* BEGIN *

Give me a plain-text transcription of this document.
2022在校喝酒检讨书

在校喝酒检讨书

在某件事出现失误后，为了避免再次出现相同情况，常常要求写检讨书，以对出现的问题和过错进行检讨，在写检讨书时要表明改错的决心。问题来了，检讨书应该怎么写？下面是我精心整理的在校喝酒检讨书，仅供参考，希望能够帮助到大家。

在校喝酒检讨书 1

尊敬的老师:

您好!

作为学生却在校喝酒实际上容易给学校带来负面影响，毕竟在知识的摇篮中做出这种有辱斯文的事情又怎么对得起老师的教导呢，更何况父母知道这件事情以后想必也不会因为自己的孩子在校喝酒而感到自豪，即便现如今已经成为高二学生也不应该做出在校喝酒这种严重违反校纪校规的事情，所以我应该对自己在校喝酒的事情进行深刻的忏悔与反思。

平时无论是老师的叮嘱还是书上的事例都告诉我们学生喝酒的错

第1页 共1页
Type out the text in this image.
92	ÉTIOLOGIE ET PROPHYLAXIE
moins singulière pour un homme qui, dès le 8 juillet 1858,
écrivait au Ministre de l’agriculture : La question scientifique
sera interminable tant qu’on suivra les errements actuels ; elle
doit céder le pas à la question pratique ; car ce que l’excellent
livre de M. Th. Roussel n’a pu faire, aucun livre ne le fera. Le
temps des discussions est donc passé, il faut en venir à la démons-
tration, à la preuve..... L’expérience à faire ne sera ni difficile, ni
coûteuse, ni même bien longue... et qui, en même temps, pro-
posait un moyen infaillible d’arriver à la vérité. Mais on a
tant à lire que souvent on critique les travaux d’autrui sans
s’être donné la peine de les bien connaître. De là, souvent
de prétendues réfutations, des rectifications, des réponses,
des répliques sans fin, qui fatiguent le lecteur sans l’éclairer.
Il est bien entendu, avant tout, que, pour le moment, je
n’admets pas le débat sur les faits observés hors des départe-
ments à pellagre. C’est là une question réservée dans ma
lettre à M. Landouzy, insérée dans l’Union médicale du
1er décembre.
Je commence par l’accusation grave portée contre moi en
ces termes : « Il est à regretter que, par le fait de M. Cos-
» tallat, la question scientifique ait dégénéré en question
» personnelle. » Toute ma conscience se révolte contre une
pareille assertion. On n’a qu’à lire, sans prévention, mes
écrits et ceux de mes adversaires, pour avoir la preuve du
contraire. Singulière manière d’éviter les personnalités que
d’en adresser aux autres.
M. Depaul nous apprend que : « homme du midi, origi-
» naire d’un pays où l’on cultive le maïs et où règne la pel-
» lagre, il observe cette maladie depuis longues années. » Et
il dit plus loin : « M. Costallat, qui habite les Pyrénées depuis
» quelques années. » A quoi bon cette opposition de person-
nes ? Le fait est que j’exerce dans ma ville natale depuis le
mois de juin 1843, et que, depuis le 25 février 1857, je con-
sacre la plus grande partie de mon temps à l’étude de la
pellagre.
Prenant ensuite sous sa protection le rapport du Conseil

* END *

## What the exercise asks
Give the number of lines that hold the word "depuis" in these records, with nothing added.

## In response
4